→ Texte à examiner

********************

Faut-il s’engager ou pas à répondre à un marché public?

La décision de participation à un marché public dépend du calcul de la comparaison entre les coûts de réponses, plus ceux de production avec le profit espéré (Mougeot et Naegelen, 1990). Deux cas de figure peuvent être envisageables :

  • soit l’entreprise ne maîtrise pas ses coûts de production (parce que le marché nécessite des études préalables ou qu’elle dépend d’autres intervenants), alors la décision de participation se fait dans une situation d’incertitude totale et va dépendre de l’aversion aux risques de l’entreprise ;
  • soit l’entreprise maîtrise ses coûts de production, alors la décision de participation dépendra de la capacité de l’entreprise à contrôler l’intensité concurrentielle quand le coût de réponse est faible. Un coût de réponse élevé pour un profit faible joue un rôle de barrière d’entrée.

********************

→ Données fournies
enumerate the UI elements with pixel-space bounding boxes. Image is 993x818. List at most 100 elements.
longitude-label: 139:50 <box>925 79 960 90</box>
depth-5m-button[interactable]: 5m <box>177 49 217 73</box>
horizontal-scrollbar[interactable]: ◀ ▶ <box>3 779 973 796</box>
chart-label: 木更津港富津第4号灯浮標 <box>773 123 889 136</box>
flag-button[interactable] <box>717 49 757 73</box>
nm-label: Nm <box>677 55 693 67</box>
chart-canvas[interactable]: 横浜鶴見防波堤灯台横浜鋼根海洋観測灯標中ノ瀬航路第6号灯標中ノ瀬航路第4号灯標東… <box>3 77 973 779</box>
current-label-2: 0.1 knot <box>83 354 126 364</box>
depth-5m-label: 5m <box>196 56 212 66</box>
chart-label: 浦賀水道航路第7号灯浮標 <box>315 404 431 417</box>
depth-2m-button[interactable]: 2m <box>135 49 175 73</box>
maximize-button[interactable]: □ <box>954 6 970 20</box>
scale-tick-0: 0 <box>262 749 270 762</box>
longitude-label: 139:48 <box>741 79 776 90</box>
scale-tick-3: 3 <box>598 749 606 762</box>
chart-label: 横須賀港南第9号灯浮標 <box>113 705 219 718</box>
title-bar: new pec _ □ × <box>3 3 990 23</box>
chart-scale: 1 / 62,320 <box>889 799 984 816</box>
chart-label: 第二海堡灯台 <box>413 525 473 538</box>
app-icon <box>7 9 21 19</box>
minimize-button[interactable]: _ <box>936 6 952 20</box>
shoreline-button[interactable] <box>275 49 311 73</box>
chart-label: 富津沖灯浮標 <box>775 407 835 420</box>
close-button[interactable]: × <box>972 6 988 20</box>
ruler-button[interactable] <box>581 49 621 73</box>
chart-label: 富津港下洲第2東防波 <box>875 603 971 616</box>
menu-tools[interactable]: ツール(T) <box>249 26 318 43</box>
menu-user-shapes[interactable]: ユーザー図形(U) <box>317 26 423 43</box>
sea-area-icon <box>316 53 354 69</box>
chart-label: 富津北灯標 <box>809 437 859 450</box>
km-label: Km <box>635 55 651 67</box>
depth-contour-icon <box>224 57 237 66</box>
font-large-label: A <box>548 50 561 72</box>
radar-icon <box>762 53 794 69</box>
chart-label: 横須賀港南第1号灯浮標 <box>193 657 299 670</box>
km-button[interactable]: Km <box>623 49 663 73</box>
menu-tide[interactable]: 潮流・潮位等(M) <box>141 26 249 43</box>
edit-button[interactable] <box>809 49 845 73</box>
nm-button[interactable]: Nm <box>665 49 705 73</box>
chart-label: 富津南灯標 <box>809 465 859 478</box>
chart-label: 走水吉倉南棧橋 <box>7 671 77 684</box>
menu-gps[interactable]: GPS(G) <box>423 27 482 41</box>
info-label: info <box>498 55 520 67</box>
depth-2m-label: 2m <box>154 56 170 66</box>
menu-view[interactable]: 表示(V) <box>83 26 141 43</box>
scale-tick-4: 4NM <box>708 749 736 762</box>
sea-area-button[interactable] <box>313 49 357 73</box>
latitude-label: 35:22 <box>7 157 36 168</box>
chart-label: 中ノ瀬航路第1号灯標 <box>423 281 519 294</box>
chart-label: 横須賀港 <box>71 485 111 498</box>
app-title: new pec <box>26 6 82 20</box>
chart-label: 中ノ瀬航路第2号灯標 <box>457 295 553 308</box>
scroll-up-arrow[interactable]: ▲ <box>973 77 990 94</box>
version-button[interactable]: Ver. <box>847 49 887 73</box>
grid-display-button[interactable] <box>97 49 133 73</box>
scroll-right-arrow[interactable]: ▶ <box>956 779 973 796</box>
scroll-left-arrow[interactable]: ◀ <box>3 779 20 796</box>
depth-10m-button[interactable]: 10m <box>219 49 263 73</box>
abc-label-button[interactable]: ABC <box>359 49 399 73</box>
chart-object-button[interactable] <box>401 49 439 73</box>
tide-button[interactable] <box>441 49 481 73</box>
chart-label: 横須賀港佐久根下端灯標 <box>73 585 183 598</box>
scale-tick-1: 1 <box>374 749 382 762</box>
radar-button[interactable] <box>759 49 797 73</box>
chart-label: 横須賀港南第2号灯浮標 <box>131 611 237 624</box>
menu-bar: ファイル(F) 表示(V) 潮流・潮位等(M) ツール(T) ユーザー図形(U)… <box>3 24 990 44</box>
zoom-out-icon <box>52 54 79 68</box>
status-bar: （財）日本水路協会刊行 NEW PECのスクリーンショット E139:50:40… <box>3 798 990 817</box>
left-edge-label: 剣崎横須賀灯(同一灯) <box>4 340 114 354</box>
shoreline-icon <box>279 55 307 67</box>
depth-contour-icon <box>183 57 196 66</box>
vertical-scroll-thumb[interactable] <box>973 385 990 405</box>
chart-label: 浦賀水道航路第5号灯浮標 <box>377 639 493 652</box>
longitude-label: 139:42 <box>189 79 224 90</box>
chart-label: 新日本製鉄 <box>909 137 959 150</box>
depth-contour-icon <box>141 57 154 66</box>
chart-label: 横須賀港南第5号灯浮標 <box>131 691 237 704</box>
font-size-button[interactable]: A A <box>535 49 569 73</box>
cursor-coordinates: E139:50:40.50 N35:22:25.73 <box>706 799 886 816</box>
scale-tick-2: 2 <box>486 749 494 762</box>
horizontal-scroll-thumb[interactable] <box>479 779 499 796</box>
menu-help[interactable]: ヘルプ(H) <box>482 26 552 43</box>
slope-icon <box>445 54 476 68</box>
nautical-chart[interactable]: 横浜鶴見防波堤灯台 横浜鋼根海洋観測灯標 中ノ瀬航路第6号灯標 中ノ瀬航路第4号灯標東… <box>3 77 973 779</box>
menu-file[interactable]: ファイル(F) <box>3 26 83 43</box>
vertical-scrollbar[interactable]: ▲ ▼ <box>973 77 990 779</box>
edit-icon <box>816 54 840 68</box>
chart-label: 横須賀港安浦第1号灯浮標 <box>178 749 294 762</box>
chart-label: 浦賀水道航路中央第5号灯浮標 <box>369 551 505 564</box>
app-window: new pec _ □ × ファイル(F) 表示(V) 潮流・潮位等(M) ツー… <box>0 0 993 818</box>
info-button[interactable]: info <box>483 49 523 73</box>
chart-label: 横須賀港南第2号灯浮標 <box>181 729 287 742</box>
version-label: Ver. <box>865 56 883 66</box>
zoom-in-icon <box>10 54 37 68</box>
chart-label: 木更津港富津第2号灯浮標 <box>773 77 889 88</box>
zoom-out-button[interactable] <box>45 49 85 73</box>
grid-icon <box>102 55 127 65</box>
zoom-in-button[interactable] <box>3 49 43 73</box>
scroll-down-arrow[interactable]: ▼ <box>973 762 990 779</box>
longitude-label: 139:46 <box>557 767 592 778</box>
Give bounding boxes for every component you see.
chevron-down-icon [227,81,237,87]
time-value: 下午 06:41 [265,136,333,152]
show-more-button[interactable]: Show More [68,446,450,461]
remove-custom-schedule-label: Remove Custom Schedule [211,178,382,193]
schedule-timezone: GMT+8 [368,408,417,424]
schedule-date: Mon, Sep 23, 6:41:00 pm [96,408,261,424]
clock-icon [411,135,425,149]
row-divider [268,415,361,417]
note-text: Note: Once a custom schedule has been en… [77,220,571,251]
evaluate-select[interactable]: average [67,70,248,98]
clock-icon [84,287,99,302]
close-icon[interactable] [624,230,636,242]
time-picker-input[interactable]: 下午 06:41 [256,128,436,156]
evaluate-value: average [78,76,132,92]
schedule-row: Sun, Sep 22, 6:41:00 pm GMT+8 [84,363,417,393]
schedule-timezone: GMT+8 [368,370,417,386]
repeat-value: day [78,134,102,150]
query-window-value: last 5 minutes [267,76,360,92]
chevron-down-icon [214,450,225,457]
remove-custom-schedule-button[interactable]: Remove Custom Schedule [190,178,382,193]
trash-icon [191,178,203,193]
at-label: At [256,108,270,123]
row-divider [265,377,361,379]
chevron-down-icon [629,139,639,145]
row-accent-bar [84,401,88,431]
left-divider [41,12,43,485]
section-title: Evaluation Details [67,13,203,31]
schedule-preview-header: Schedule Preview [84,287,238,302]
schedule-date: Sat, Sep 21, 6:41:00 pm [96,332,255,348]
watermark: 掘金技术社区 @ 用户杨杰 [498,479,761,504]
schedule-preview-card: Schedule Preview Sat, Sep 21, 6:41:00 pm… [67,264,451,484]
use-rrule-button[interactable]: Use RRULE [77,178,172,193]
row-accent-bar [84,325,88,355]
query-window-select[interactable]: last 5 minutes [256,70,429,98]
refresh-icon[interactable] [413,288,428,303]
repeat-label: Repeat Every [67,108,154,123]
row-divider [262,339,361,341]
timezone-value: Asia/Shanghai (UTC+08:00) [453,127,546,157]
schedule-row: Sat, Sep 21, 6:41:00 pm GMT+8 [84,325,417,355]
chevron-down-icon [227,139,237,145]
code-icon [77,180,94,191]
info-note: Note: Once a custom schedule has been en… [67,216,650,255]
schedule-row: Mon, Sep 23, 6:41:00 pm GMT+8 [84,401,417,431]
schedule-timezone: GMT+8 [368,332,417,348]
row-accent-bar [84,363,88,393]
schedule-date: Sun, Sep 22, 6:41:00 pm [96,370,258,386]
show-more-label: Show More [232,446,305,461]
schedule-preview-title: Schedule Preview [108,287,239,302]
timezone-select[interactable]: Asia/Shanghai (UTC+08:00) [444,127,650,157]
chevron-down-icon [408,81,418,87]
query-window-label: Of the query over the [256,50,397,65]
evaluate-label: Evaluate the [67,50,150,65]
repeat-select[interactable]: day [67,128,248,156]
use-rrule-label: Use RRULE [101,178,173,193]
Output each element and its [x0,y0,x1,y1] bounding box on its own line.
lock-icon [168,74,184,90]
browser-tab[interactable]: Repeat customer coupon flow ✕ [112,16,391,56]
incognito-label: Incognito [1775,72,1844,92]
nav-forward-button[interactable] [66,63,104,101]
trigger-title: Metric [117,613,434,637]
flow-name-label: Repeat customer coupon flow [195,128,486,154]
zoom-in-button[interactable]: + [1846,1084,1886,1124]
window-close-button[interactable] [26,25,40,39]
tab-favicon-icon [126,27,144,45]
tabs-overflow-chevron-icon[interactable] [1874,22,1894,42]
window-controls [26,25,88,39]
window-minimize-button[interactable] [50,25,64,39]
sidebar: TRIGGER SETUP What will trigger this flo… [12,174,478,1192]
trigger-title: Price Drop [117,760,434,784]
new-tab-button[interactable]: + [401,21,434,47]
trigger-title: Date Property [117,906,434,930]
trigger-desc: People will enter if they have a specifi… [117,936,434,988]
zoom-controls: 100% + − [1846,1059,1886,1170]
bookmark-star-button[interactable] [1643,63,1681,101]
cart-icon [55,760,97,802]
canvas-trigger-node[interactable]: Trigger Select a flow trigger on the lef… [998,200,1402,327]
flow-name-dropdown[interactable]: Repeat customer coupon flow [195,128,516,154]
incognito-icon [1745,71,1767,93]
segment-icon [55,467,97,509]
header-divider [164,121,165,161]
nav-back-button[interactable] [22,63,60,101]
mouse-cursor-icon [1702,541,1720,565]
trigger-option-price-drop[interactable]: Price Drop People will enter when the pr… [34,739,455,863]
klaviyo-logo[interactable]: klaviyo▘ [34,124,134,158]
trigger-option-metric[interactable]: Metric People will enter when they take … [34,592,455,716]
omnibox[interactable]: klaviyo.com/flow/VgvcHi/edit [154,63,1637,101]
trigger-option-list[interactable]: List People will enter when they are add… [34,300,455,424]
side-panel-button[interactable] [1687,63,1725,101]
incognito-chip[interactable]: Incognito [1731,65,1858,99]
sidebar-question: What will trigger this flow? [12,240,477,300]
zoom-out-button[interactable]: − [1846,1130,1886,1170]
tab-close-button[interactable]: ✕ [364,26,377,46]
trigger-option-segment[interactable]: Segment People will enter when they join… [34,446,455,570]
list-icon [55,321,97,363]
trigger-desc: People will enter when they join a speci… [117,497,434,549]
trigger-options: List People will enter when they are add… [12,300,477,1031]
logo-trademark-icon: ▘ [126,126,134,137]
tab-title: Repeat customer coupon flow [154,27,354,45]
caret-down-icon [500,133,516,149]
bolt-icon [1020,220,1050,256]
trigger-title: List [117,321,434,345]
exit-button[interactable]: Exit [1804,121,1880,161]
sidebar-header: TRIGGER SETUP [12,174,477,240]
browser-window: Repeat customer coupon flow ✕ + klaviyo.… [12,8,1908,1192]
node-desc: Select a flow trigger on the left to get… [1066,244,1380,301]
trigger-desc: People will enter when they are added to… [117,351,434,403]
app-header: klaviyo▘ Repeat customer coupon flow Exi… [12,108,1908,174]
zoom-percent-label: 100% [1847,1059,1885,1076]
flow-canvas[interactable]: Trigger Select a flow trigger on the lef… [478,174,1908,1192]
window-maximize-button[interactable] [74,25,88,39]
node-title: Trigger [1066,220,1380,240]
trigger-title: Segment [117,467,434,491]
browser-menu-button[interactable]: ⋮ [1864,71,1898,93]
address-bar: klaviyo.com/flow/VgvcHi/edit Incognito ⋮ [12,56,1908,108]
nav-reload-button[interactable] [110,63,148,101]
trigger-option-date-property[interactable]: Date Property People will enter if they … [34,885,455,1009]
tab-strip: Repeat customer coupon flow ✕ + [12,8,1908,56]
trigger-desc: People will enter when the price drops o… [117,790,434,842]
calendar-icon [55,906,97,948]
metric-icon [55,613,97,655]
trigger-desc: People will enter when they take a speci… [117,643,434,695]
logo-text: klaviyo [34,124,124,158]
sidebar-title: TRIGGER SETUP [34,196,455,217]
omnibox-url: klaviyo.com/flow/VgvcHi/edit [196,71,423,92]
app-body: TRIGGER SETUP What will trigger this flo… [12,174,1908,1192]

********************

→ Consigne
Pouvez-vous réécrire le texte sur les marchés publics, depuis « La décision de participation à » jusqu’à « de barrière d’entrée. » inclus, en remplaçant « coûts de production » par « coûts de fabrication » ? Ces enregistrements proviennent d’une autre source.

→ Réponse rédigée
La décision de participation à un marché public dépend du calcul de la comparaison entre les coûts de réponses, plus ceux de production avec le profit espéré (Mougeot et Naegelen, 1990). Deux cas de figure peuvent être envisageables :

  • soit l’entreprise ne maîtrise pas ses coûts de fabrication (parce que le marché nécessite des études préalables ou qu’elle dépend d’autres intervenants), alors la décision de participation se fait dans une situation d’incertitude totale et va dépendre de l’aversion aux risques de l’entreprise ;
  • soit l’entreprise maîtrise ses coûts de fabrication, alors la décision de participation dépendra de la capacité de l’entreprise à contrôler l’intensité concurrentielle quand le coût de réponse est faible. Un coût de réponse élevé pour un profit faible joue un rôle de barrière d’entrée.